(Data records)
....

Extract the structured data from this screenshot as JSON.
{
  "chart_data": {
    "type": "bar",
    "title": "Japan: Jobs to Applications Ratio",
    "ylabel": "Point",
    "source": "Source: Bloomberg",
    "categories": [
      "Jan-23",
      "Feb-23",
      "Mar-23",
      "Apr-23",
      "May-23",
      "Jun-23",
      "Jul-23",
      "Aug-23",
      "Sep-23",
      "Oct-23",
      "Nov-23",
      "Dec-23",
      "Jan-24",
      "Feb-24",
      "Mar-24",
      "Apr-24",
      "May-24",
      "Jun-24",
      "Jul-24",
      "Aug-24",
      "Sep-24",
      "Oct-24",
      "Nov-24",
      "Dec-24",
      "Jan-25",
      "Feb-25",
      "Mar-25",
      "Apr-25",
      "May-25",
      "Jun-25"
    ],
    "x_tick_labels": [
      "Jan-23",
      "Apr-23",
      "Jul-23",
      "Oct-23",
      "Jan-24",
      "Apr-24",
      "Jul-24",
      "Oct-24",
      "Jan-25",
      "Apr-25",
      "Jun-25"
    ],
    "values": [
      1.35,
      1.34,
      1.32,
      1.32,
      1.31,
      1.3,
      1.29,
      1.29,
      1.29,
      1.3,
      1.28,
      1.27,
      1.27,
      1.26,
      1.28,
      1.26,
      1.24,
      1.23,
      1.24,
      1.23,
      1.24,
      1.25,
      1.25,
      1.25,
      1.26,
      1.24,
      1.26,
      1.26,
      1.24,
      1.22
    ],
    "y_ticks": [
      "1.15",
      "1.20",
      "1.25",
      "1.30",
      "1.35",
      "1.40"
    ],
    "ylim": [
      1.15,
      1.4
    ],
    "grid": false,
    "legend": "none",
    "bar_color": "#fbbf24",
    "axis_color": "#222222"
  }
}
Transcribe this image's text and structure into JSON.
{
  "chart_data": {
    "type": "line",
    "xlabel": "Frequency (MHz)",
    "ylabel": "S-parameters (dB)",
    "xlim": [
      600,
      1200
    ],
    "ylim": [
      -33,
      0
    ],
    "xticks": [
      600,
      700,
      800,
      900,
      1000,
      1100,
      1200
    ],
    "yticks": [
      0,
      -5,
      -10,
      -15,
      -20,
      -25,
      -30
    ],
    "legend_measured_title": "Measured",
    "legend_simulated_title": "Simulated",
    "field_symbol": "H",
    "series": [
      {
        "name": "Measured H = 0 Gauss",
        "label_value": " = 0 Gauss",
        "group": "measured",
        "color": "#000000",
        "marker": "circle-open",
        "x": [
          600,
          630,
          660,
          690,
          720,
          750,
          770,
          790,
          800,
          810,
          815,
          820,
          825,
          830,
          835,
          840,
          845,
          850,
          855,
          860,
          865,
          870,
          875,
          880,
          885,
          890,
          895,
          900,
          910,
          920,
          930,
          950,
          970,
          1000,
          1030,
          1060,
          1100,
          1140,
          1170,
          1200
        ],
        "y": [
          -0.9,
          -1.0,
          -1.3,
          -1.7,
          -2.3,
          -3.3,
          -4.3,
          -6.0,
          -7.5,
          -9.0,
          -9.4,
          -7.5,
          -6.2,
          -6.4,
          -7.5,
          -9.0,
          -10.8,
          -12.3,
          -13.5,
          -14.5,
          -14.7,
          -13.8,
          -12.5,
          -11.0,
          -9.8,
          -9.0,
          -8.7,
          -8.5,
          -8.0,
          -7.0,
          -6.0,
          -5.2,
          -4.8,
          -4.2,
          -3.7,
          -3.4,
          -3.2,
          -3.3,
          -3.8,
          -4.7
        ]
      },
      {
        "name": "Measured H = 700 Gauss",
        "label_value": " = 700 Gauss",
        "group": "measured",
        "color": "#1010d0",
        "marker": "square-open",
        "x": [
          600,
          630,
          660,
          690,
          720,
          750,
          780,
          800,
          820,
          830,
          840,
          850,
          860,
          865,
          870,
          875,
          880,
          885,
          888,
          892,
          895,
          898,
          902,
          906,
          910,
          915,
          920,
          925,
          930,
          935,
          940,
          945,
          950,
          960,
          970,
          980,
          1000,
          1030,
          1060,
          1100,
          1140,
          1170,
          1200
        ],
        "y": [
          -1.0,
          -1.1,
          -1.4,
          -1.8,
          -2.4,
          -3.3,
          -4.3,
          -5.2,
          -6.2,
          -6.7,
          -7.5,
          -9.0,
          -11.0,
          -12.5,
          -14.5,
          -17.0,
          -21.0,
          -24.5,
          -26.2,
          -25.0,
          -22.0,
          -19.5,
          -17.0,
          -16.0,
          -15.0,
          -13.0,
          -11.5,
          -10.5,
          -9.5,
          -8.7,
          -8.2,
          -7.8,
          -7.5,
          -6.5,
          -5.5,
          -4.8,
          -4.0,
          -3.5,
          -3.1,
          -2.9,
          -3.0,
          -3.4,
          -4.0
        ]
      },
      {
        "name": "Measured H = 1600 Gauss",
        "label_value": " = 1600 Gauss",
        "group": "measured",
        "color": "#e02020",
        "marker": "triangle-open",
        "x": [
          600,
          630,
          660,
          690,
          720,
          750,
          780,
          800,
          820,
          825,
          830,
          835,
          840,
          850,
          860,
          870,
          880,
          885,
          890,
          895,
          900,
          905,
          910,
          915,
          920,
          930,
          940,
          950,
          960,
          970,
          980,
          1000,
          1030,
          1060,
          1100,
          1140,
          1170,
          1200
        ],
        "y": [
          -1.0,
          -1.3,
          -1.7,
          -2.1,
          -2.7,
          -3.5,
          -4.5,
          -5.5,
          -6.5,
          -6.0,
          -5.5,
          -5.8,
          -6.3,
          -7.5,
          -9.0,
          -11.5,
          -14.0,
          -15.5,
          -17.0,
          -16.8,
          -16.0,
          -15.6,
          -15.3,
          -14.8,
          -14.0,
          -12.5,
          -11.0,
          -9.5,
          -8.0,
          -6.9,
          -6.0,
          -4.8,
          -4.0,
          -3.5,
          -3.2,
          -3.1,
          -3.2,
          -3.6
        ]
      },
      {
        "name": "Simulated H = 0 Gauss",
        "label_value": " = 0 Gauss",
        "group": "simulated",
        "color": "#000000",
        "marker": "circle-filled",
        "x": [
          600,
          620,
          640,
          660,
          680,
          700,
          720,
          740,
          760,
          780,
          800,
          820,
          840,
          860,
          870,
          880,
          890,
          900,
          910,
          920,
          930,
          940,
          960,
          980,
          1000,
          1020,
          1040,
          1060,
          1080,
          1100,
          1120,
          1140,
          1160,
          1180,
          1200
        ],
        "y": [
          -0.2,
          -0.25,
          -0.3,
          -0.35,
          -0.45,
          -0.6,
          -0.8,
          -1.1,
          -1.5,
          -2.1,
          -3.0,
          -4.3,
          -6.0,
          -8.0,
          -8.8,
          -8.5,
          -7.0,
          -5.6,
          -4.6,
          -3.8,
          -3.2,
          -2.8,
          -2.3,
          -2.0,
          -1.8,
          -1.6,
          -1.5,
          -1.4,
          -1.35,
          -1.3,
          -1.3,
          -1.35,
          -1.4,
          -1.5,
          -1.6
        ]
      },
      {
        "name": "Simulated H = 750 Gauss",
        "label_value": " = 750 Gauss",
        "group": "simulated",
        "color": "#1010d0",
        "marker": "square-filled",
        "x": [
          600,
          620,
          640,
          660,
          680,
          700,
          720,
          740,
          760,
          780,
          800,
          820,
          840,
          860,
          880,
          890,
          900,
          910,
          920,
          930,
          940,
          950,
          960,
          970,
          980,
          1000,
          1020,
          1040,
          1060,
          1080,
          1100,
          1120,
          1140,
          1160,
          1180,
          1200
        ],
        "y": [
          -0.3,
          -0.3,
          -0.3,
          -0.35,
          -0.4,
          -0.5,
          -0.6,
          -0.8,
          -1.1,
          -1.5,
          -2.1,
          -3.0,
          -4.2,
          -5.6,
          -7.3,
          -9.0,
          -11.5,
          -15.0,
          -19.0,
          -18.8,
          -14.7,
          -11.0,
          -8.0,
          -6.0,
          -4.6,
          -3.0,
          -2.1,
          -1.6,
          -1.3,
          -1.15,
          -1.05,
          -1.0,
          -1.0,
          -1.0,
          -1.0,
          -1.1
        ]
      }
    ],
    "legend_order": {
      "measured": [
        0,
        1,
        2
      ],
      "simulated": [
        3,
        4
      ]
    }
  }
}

....

# Problem to work on:
Show every line in the entries where the string "open" occurs.

# Written answer:
        "marker": "circle-open",
        "marker": "square-open",
        "marker": "triangle-open",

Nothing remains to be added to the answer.